### Input records:

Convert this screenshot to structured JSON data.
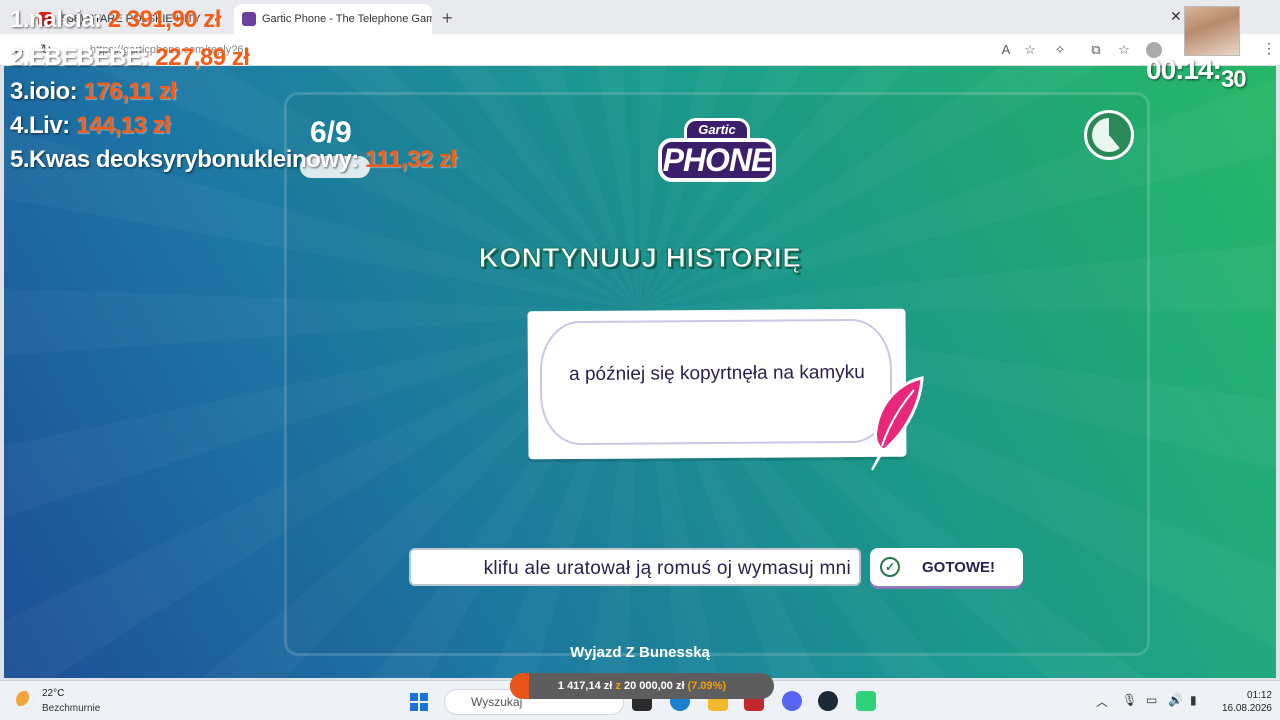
{
  "browser": {
    "tabs": [
      {
        "label": "(538) STARE POLSKIE HITY",
        "active": false
      },
      {
        "label": "Gartic Phone - The Telephone Game",
        "active": true
      }
    ],
    "url": "https://garticphone.com/reply?6"
  },
  "game": {
    "round": "6/9",
    "logo_top": "Gartic",
    "logo_main": "PHONE",
    "heading": "KONTYNUUJ HISTORIĘ",
    "prompt": "a później się kopyrtnęła na kamyku",
    "answer_value": "klifu ale uratował ją romuś oj wymasuj mni",
    "done_label": "GOTOWE!",
    "song": "Wyjazd Z Bunesską",
    "timer_remaining": 0.61
  },
  "overlay": {
    "leaderboard": [
      {
        "rank": "1.",
        "name": "nalcia:",
        "amount": "2 391,90 zł"
      },
      {
        "rank": "2.",
        "name": "EBEBEBE:",
        "amount": "227,89 zł"
      },
      {
        "rank": "3.",
        "name": "ioio:",
        "amount": "176,11 zł"
      },
      {
        "rank": "4.",
        "name": "Liv:",
        "amount": "144,13 zł"
      },
      {
        "rank": "5.",
        "name": "Kwas deoksyrybonukleinowy:",
        "amount": "111,32 zł"
      }
    ],
    "stream_timer_main": "00:14:",
    "stream_timer_sec": "30",
    "goal": {
      "current": "1 417,14 zł",
      "sep": "z",
      "target": "20 000,00 zł",
      "percent": "(7.09%)",
      "fraction": 0.0709
    }
  },
  "taskbar": {
    "weather_temp": "22°C",
    "weather_desc": "Bezchmurnie",
    "search_placeholder": "Wyszukaj",
    "time": "01:12",
    "date": "16.08.2026"
  },
  "colors": {
    "accent_orange": "#f25d1a",
    "panel_purple": "#3b1f6b",
    "text_dark": "#2b2050"
  }
}
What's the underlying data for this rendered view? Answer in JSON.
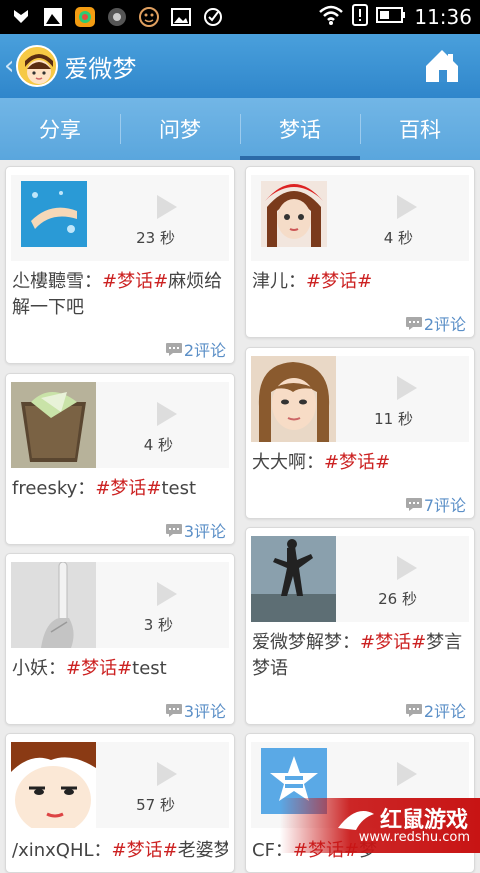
{
  "status_bar": {
    "time": "11:36"
  },
  "app_bar": {
    "back": "‹",
    "title": "爱微梦"
  },
  "tabs": [
    {
      "label": "分享"
    },
    {
      "label": "问梦"
    },
    {
      "label": "梦话",
      "active": true
    },
    {
      "label": "百科"
    }
  ],
  "cards": [
    {
      "duration": "23 秒",
      "author": "尐樓聽雪：",
      "tag": "#梦话#",
      "text": "麻烦给解一下吧",
      "comments": "2评论"
    },
    {
      "duration": "4 秒",
      "author": "津儿：",
      "tag": "#梦话#",
      "text": "",
      "comments": "2评论"
    },
    {
      "duration": "4 秒",
      "author": "freesky：",
      "tag": "#梦话#",
      "text": "test",
      "comments": "3评论"
    },
    {
      "duration": "11 秒",
      "author": "大大啊：",
      "tag": "#梦话#",
      "text": "",
      "comments": "7评论"
    },
    {
      "duration": "3 秒",
      "author": "小妖：",
      "tag": "#梦话#",
      "text": "test",
      "comments": "3评论"
    },
    {
      "duration": "26 秒",
      "author": "爱微梦解梦：",
      "tag": "#梦话#",
      "text": "梦言梦语",
      "comments": "2评论"
    },
    {
      "duration": "57 秒",
      "author": "/xinxQHL：",
      "tag": "#梦话#",
      "text": "老婆梦",
      "comments": ""
    },
    {
      "duration": "",
      "author": "CF：",
      "tag": "#梦话#",
      "text": "梦",
      "comments": ""
    }
  ],
  "watermark": {
    "title": "红鼠游戏",
    "url": "www.redshu.com"
  }
}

### What the task requires:
Reproduce all of the entries word for word, skipping any pictures they hold.

### Finished answer:
Convert this screenshot to structured JSON data.
{
  "browser": {
    "tabs": [
      {
        "label": "(538) STARE POLSKIE HITY",
        "active": false
      },
      {
        "label": "Gartic Phone - The Telephone Game",
        "active": true
      }
    ],
    "url": "https://garticphone.com/reply?6"
  },
  "game": {
    "round": "6/9",
    "logo_top": "Gartic",
    "logo_main": "PHONE",
    "heading": "KONTYNUUJ HISTORIĘ",
    "prompt": "a później się kopyrtnęła na kamyku",
    "answer_value": "klifu ale uratował ją romuś oj wymasuj mni",
    "done_label": "GOTOWE!",
    "song": "Wyjazd Z Bunesską",
    "timer_remaining": 0.61
  },
  "overlay": {
    "leaderboard": [
      {
        "rank": "1.",
        "name": "nalcia:",
        "amount": "2 391,90 zł"
      },
      {
        "rank": "2.",
        "name": "EBEBEBE:",
        "amount": "227,89 zł"
      },
      {
        "rank": "3.",
        "name": "ioio:",
        "amount": "176,11 zł"
      },
      {
        "rank": "4.",
        "name": "Liv:",
        "amount": "144,13 zł"
      },
      {
        "rank": "5.",
        "name": "Kwas deoksyrybonukleinowy:",
        "amount": "111,32 zł"
      }
    ],
    "stream_timer_main": "00:14:",
    "stream_timer_sec": "30",
    "goal": {
      "current": "1 417,14 zł",
      "sep": "z",
      "target": "20 000,00 zł",
      "percent": "(7.09%)",
      "fraction": 0.0709
    }
  },
  "taskbar": {
    "weather_temp": "22°C",
    "weather_desc": "Bezchmurnie",
    "search_placeholder": "Wyszukaj",
    "time": "01:12",
    "date": "16.08.2026"
  },
  "colors": {
    "accent_orange": "#f25d1a",
    "panel_purple": "#3b1f6b",
    "text_dark": "#2b2050"
  }
}
What's the underlying data for this rendered view? Answer in JSON.
{
  "status_bar": {
    "time": "11:36"
  },
  "app_bar": {
    "back": "‹",
    "title": "爱微梦"
  },
  "tabs": [
    {
      "label": "分享"
    },
    {
      "label": "问梦"
    },
    {
      "label": "梦话",
      "active": true
    },
    {
      "label": "百科"
    }
  ],
  "cards": [
    {
      "duration": "23 秒",
      "author": "尐樓聽雪：",
      "tag": "#梦话#",
      "text": "麻烦给解一下吧",
      "comments": "2评论"
    },
    {
      "duration": "4 秒",
      "author": "津儿：",
      "tag": "#梦话#",
      "text": "",
      "comments": "2评论"
    },
    {
      "duration": "4 秒",
      "author": "freesky：",
      "tag": "#梦话#",
      "text": "test",
      "comments": "3评论"
    },
    {
      "duration": "11 秒",
      "author": "大大啊：",
      "tag": "#梦话#",
      "text": "",
      "comments": "7评论"
    },
    {
      "duration": "3 秒",
      "author": "小妖：",
      "tag": "#梦话#",
      "text": "test",
      "comments": "3评论"
    },
    {
      "duration": "26 秒",
      "author": "爱微梦解梦：",
      "tag": "#梦话#",
      "text": "梦言梦语",
      "comments": "2评论"
    },
    {
      "duration": "57 秒",
      "author": "/xinxQHL：",
      "tag": "#梦话#",
      "text": "老婆梦",
      "comments": ""
    },
    {
      "duration": "",
      "author": "CF：",
      "tag": "#梦话#",
      "text": "梦",
      "comments": ""
    }
  ],
  "watermark": {
    "title": "红鼠游戏",
    "url": "www.redshu.com"
  }
}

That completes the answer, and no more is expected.